--- Source extract ---
In the Foundations he states clearly that semiotics should be a science, distinguishable as pure and descriptive semiotics (cf. Morris 1977: 17, 23), and that semiotics could be presented as a deductive system (cf. Morris 1977: 23). The same statements appear in his other major book about semiotics (Morris 1946), in which he specifically declares that the main purpose of the book is to establish semiotics as a scientific theory (M. 1946:28). He makes many other statements in the same vein.

To reconstruct the contribution of Charles Morris within the theory concept is not as straightforward as one might think. Despite his very active involvement in the new science-of-the-sciences movement, and despite his repeated claims to handle semiotics scientifically, Morris did not provide any formal account of his semiotic theory. He never left the level of ordinary English as the language of representation. Moreover, he published several versions of a theory of signs which overlap extensively but which are not, in fact, entirely consistent with each other.

Thus to speak about 'the' Morris theory would require an exhaustive process of reconstruction, the outcome of which might be a theory that would claim to represent the 'essentials' of Morris's position. Such a reconstruction is beyond our scope here. Instead, I will rely on my reconstruction of Morris's Foundations of 1938 (cf. Döben-Henisch 1998) and on his basic methodological considerations in the first chapter of his 'Signs, Language, and Behavior' of 1946. (cf. figure 8).



Figure 8: Morris theory - sign user as an interpreter

As the group of researchers, we assume Morris and the people he is communicating with. As the domain of investigation, Morris names all those processes in which 'signs' are involved. And in his pre-scientific view of what must be understood as a sign, he introduces several basic terms simultaneously. The primary objects are distinguishable organisms which can act as interpreters [I]. An organism can act as an interpreter if it has internal states called dispositions [IS] which can be changed in reaction to certain stimuli. A stimulus [S] is any kind of physical energy which can influence the inner states of an organism. A preparatory-stimulus [PS] influences a response to some other stimulus. The source of a stimulus is the stimulus-object [SO]. The response [R] of an organism is any kind of observable muscular or glandular action. Responses can form a response-sequence [<r_1, ..., r_n>], whereby every singly intervening response r_i is triggered by its specific supporting stimulus. The stimulus-object of the first response in a chain of responses is the start object, and the stimulus-object of the last response in a chain of responses is the goal object. All response-sequences with similar start objects and similar goal objects constitute a behavior-family [SR-FAM]. Based on these preliminary terms he then defines the characteristics of a sign [SGN] as follows: 'If anything, A, is a preparatory-stimulus which in the absence of stimulus-objects initiating response-sequences of a certain behavior-family causes a disposition in some organism to respond under certain conditions by response-sequences of this behavior-family, then A is a sign.' (Morris 1946:10,17). Morris stresses that this characterization describes only the necessary conditions for the classification of something as a sign (Morris 1946:12).

--- What is asked ---
A - In the passage on Charles Morris's semiotics, what term is given for the stimulus-object of the last response in a chain of responses?
B - Extend the passage on Charles Morris's theory of signs, picking up right after its final sentence.

--- Source data ---

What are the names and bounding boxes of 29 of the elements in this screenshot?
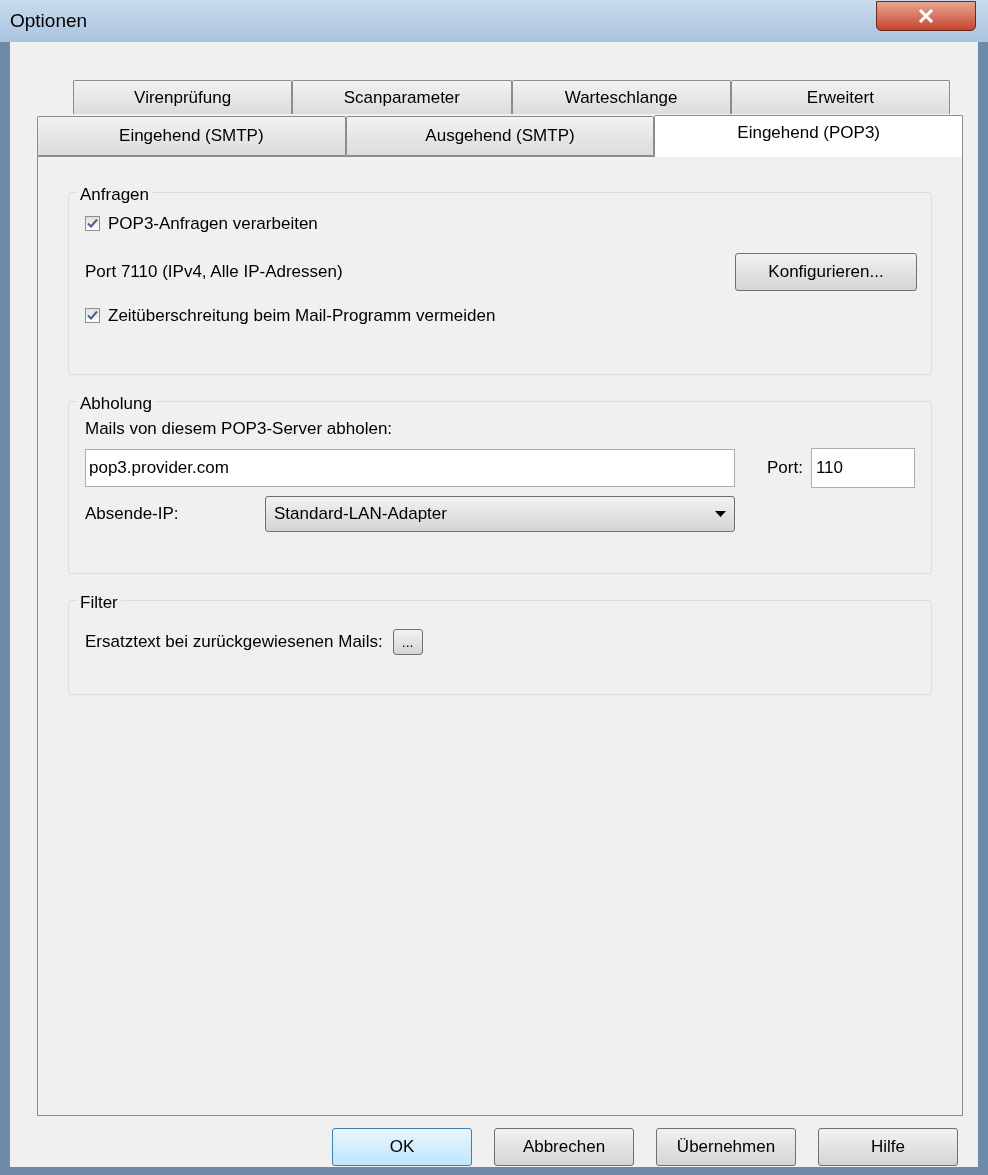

--- Responses for each task ---
A - The goal object.

B -
This entire group of terms constitutes the subject matter of the intended science of signs (= semiotics) as viewed by Morris (Morris 1946:17). And based on this, he introduces certain additional terms for discussing this subject.


Already at this fundamental stage in the formation of the new science of signs, Morris has chosen 'behavioristics', as he calls it in line with von Neurath, as the point of view that he wishes to adopt in the case of semiotics. In the Foundations of 1938, he stresses that this decision is not necessary (cf. Morris 1971: 21) and also in his 'Signs, Language, and Behavior' of 1946, he explicitly discusses several methodological alternatives ('mentalistic', 'phenomenological' [Morris 1946:30 and Appendix]), but he considers a behavioristic approach more promising with regard to the intended scientific character of semiotics.

From today's point of view, it would no longer be necessary to oppose these different approaches to one another, but as this was the method used by Morris at that time, we will follow his lead for a moment.

Morris did not mention the problem of measurement explicitly. Thus the modes of measurement are restricted to normal perception; i.e., the subjective (= phenomenological) experience of an intersubjective situation restricted to observable stimuli and responses and the symbolic representation has been done in ordinary English (=L1) without any attempt at formalization.


Clearly, Morris did not limit himself to characterizing in basic terms the subject matter of his 'science of signs' but introduced a number of additional terms. Strictly speaking, these terms establish a structure which is intended to shed some theoretical light on 'chaotic reality'. In a 'real' theory, Morris would have 'transformed' his basic characterizations into a formal representation, which could then be formally expanded by means of additional terms if necessary. But he didn't. Thus we can put only some of these additional terms into ordinary English to get a rough impression of the structure that Morris considered of being important.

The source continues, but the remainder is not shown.